- [Work to be completed]:
Find each line containing the string "considera". Copy it.

━━━━━━━━━━━━━━━━━━━━

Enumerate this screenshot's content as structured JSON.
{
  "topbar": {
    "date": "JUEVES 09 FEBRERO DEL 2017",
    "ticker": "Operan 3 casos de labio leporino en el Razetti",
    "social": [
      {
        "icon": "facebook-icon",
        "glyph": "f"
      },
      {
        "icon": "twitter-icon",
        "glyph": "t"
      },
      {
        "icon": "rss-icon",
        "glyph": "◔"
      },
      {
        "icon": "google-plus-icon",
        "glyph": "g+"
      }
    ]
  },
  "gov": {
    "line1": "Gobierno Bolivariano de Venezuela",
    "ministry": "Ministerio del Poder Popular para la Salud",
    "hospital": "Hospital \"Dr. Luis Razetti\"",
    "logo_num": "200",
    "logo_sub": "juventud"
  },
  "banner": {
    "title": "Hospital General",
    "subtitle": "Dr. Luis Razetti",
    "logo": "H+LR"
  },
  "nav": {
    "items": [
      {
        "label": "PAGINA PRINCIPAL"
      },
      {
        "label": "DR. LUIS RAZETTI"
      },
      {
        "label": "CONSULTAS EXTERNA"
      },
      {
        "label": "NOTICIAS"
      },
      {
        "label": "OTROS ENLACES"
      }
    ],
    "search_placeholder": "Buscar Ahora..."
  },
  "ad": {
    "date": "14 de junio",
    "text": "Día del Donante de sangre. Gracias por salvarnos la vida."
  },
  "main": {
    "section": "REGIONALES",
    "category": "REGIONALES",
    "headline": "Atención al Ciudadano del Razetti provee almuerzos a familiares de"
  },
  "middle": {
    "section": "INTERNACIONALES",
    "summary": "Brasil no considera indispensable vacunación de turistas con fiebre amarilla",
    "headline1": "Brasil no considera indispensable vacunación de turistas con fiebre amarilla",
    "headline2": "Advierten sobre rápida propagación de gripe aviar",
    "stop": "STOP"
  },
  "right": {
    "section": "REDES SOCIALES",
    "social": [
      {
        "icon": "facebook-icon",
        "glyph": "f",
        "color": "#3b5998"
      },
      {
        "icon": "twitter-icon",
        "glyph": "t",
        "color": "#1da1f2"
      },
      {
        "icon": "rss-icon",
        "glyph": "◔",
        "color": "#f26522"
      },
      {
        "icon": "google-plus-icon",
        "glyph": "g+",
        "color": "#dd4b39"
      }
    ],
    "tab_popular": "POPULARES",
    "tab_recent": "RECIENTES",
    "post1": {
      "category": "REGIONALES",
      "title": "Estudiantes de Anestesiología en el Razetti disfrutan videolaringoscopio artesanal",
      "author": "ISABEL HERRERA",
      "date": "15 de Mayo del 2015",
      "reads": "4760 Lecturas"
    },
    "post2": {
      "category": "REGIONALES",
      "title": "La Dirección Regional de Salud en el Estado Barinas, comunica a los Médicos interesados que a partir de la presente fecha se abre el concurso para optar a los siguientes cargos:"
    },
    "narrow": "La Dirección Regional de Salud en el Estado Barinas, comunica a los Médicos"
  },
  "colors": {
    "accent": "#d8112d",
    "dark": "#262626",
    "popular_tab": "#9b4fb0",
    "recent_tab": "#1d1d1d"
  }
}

━━━━━━━━━━━━━━━━━━━━

- [Written response]:
    "summary": "Brasil no considera indispensable vacunación de turistas con fiebre amarilla",
    "headline1": "Brasil no considera indispensable vacunación de turistas con fiebre amarilla",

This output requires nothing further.